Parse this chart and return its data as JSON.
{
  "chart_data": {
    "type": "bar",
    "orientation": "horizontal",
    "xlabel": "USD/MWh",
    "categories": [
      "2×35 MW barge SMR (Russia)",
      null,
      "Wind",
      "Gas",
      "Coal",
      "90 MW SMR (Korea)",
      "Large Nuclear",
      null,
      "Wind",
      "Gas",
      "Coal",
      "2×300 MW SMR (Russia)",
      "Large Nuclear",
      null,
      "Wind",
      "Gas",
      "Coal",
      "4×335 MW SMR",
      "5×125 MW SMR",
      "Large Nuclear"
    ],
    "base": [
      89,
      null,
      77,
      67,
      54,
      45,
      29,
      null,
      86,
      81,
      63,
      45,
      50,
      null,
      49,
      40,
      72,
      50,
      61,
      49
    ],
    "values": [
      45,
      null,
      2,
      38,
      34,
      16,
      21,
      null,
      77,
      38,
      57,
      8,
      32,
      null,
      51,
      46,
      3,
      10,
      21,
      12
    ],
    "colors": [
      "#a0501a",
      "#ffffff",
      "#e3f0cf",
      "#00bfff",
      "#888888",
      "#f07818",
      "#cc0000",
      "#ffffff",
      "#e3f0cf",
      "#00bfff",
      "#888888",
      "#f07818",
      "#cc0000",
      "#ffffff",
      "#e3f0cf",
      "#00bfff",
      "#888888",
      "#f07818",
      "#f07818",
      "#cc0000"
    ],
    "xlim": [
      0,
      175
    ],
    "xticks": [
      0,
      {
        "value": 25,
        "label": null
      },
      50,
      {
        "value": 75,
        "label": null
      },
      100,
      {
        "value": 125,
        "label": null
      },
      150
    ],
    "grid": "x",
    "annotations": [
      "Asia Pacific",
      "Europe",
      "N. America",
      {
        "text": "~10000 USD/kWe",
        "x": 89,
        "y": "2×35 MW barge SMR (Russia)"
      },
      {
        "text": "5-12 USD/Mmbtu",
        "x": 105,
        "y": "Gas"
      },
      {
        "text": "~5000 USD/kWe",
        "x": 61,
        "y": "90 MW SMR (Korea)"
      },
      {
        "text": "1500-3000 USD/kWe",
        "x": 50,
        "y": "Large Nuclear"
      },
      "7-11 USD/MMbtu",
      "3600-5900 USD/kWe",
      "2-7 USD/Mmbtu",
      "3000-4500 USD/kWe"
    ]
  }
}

************

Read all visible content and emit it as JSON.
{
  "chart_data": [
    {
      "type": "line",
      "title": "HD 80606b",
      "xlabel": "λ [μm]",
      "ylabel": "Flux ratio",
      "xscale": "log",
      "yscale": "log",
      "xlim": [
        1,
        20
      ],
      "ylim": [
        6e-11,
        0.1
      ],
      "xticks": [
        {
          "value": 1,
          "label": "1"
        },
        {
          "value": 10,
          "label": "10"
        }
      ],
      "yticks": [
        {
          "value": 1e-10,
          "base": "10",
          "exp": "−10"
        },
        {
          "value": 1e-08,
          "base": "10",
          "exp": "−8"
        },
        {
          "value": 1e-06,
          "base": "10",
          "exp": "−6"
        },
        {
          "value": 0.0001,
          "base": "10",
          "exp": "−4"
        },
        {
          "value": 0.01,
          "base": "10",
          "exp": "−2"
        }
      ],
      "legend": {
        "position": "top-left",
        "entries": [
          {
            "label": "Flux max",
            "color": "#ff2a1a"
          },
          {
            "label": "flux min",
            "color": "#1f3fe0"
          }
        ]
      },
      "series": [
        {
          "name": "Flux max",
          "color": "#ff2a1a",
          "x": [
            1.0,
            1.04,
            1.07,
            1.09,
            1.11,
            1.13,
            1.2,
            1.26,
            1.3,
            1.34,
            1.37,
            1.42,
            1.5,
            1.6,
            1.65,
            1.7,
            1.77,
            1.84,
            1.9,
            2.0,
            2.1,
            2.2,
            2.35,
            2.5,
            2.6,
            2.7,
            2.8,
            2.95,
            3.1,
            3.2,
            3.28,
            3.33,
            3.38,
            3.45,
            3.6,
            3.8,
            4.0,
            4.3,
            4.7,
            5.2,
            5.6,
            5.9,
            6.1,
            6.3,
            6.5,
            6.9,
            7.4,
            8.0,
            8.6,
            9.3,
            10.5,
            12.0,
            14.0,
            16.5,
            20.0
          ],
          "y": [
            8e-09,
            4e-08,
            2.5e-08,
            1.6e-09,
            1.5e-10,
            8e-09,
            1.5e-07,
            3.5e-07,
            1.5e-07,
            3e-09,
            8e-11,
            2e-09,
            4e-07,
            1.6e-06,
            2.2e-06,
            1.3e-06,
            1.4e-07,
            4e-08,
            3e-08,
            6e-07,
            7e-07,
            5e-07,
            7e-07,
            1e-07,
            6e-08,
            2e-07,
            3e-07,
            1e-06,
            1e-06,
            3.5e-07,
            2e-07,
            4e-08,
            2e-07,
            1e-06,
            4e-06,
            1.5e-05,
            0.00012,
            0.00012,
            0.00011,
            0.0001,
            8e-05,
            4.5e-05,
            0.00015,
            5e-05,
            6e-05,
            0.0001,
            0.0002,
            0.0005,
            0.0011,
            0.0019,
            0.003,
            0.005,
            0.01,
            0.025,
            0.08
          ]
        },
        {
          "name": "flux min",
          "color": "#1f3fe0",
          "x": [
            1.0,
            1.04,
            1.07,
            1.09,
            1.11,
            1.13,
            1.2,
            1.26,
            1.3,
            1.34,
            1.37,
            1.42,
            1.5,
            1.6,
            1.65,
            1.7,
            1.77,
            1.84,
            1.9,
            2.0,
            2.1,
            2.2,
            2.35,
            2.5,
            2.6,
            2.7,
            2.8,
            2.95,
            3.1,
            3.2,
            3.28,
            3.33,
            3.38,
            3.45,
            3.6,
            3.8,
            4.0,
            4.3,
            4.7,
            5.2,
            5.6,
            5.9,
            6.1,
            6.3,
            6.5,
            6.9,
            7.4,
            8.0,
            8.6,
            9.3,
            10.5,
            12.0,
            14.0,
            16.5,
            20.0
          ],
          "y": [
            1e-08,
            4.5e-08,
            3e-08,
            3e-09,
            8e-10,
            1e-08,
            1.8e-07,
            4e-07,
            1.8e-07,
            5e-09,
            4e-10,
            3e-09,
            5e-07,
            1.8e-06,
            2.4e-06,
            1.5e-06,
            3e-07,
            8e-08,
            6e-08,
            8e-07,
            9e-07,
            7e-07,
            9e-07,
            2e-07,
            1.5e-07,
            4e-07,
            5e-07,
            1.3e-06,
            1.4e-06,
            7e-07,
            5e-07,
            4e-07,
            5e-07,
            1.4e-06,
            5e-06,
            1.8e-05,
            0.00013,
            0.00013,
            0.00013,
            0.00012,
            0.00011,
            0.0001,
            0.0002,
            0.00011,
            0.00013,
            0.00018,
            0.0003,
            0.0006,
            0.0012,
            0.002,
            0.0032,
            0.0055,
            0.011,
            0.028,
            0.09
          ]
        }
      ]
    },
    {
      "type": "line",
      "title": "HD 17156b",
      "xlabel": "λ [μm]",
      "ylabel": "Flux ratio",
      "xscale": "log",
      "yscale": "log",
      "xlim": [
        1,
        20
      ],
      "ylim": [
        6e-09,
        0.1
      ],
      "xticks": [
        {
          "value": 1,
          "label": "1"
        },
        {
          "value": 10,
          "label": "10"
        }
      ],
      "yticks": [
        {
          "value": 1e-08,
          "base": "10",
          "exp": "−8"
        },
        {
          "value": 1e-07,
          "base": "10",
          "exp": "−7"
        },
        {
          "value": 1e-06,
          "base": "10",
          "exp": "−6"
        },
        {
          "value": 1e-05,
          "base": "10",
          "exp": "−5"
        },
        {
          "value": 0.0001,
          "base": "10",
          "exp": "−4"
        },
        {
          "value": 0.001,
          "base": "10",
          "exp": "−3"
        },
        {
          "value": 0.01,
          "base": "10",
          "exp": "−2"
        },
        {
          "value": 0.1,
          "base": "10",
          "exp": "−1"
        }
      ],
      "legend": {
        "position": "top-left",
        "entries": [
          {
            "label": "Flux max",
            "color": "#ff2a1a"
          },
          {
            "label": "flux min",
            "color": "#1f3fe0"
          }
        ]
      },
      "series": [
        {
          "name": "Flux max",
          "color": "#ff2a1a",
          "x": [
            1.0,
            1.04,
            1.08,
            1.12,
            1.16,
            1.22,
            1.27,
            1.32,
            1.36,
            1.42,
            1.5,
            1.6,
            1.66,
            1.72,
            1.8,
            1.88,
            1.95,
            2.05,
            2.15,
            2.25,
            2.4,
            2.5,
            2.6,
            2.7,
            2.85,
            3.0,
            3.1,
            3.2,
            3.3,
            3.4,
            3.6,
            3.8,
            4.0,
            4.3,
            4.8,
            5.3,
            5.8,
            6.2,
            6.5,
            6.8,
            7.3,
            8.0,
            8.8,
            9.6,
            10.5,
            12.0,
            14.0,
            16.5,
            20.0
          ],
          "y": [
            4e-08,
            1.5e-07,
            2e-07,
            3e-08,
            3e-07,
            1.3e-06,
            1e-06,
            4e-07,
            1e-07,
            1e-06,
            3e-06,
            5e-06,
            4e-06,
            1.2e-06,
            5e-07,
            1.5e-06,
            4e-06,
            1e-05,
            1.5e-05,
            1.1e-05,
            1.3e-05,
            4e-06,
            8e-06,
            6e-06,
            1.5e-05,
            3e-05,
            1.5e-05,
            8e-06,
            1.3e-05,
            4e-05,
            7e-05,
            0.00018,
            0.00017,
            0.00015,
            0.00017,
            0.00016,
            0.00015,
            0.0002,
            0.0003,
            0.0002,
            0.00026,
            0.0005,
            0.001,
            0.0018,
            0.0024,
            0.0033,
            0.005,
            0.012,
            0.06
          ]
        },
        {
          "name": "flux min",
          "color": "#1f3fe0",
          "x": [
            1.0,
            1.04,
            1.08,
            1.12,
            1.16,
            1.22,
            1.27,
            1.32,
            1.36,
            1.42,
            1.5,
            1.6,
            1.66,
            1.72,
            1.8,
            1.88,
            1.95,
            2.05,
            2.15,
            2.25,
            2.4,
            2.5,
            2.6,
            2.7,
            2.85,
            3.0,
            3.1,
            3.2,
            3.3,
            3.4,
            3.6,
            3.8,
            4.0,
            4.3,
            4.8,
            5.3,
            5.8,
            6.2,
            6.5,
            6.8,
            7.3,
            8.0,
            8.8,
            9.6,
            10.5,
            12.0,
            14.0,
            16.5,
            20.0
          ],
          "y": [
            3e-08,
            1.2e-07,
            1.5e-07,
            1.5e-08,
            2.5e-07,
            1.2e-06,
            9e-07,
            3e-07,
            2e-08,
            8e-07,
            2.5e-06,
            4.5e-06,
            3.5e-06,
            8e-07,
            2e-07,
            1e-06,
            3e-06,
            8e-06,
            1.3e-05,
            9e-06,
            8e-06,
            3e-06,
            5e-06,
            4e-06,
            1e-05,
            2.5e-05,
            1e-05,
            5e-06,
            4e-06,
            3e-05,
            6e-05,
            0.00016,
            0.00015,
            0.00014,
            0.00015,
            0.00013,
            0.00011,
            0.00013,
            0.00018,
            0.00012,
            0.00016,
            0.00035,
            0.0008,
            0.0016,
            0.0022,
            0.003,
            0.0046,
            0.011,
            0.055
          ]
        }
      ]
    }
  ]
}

************

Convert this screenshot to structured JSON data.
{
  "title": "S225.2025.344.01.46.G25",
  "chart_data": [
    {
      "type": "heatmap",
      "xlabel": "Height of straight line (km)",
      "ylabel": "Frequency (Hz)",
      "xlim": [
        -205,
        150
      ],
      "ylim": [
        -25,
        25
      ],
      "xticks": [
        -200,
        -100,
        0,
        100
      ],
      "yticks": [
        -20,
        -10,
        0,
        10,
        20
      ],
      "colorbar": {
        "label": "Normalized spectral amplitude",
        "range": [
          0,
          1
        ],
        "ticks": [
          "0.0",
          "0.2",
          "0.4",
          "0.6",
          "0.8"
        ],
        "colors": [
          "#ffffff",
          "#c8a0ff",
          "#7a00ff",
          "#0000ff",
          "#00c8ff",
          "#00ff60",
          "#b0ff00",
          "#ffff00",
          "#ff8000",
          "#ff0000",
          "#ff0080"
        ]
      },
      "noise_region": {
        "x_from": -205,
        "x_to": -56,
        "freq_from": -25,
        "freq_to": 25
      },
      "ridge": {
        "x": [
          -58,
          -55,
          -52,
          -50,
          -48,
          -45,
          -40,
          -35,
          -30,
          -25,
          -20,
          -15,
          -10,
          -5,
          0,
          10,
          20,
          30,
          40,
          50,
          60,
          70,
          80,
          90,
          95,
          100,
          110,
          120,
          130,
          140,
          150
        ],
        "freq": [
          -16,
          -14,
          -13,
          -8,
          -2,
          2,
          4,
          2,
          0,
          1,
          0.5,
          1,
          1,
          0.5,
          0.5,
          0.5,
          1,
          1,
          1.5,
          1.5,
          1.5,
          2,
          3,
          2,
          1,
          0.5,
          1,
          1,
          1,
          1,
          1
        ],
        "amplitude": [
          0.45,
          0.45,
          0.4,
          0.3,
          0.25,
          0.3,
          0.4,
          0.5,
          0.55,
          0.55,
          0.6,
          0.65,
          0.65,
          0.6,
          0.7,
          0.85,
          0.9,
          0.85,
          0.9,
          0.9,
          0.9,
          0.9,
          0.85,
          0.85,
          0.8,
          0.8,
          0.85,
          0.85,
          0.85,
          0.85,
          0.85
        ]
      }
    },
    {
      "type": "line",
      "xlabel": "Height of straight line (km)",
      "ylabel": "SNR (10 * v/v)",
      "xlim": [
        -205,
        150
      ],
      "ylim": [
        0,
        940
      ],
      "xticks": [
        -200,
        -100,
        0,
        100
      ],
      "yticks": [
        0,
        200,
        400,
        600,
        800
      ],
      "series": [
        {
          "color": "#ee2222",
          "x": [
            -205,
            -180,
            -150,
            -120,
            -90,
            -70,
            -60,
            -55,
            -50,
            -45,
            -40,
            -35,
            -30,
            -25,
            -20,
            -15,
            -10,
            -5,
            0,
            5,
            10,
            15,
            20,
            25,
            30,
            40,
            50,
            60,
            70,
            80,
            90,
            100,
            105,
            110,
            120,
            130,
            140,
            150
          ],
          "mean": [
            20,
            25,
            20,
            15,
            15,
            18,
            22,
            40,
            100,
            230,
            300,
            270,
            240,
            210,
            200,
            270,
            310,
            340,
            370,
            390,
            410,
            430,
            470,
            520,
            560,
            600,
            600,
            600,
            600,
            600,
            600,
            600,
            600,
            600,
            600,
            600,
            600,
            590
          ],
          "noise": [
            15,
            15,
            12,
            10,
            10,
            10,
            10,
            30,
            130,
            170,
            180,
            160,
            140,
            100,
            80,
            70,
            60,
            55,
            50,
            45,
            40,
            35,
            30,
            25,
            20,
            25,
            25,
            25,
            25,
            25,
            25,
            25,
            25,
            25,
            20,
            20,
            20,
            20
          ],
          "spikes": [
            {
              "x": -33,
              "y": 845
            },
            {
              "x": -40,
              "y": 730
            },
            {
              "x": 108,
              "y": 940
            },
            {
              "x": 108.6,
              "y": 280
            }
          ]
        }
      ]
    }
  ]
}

************

**Required work**. Report all lines of the data above that include the string "Nuclear".

**Complete output**.
      "Large Nuclear",
      "Large Nuclear",
      "Large Nuclear"
        "y": "Large Nuclear"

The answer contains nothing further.